Instructions for the task |
Below are the records; copy each line in them that holds the word "savedInstanceState".

Information provided |
###

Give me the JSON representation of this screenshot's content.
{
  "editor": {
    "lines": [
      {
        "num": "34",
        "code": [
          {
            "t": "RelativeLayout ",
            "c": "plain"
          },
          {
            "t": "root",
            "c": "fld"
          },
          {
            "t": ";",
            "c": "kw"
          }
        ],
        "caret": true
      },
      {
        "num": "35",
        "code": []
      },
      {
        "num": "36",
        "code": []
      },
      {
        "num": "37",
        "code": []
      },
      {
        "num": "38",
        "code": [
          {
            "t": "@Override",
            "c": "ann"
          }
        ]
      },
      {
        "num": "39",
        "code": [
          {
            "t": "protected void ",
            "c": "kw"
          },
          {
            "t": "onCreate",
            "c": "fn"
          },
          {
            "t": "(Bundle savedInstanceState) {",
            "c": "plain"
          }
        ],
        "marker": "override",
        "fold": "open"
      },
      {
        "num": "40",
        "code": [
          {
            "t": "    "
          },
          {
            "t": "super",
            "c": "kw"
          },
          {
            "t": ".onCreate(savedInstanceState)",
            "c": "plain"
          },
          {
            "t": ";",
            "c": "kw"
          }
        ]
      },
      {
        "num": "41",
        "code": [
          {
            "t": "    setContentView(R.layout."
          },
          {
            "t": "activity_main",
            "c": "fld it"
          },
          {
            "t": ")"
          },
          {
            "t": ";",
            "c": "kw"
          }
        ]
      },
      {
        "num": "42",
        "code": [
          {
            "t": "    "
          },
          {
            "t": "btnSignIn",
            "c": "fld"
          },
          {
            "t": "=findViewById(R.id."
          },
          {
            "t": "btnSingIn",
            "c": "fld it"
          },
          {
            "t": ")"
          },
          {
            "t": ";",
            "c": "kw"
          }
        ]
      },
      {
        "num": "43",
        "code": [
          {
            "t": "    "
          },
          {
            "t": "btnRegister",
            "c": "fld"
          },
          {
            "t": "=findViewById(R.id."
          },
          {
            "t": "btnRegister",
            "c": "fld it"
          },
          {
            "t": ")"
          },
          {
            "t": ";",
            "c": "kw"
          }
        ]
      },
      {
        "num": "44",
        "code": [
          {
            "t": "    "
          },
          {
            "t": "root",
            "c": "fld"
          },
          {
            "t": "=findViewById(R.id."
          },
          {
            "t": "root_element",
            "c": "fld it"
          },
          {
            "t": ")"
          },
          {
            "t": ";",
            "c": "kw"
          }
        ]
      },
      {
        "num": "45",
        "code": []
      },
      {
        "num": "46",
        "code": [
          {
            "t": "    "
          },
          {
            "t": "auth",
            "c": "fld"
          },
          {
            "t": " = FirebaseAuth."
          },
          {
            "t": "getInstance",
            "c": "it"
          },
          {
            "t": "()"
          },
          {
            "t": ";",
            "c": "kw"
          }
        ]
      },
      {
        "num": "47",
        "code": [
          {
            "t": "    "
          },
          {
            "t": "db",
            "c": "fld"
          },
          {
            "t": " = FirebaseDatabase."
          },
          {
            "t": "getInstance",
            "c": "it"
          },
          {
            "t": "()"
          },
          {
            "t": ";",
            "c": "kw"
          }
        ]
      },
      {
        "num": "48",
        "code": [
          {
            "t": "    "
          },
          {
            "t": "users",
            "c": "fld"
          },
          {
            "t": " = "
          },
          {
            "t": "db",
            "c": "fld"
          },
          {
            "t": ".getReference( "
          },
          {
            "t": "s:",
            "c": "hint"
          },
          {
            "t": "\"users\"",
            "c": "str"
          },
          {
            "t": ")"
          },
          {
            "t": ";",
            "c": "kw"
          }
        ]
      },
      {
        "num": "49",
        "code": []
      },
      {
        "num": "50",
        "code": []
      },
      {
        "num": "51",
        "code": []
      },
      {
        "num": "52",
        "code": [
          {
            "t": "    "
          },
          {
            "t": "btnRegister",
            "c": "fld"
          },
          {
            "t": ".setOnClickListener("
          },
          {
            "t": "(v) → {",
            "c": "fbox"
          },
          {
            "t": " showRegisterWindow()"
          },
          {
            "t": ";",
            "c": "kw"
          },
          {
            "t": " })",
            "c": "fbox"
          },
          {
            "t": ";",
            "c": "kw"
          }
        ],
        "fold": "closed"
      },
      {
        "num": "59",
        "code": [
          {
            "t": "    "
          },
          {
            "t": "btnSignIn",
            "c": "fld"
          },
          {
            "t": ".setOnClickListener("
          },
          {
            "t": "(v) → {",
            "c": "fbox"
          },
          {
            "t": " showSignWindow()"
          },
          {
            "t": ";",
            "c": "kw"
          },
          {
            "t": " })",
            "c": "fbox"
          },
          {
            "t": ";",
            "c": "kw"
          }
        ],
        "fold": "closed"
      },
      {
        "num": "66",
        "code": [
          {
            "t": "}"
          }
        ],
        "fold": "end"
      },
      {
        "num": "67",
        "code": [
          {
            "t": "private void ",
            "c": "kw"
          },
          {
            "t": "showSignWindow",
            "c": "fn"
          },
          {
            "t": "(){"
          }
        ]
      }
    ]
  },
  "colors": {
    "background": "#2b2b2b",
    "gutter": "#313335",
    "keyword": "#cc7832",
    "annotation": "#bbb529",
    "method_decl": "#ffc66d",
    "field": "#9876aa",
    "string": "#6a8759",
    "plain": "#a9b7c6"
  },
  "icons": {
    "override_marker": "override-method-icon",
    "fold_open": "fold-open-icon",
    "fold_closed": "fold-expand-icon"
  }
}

###

Written answer |
            "t": "(Bundle savedInstanceState) {",
            "t": ".onCreate(savedInstanceState)",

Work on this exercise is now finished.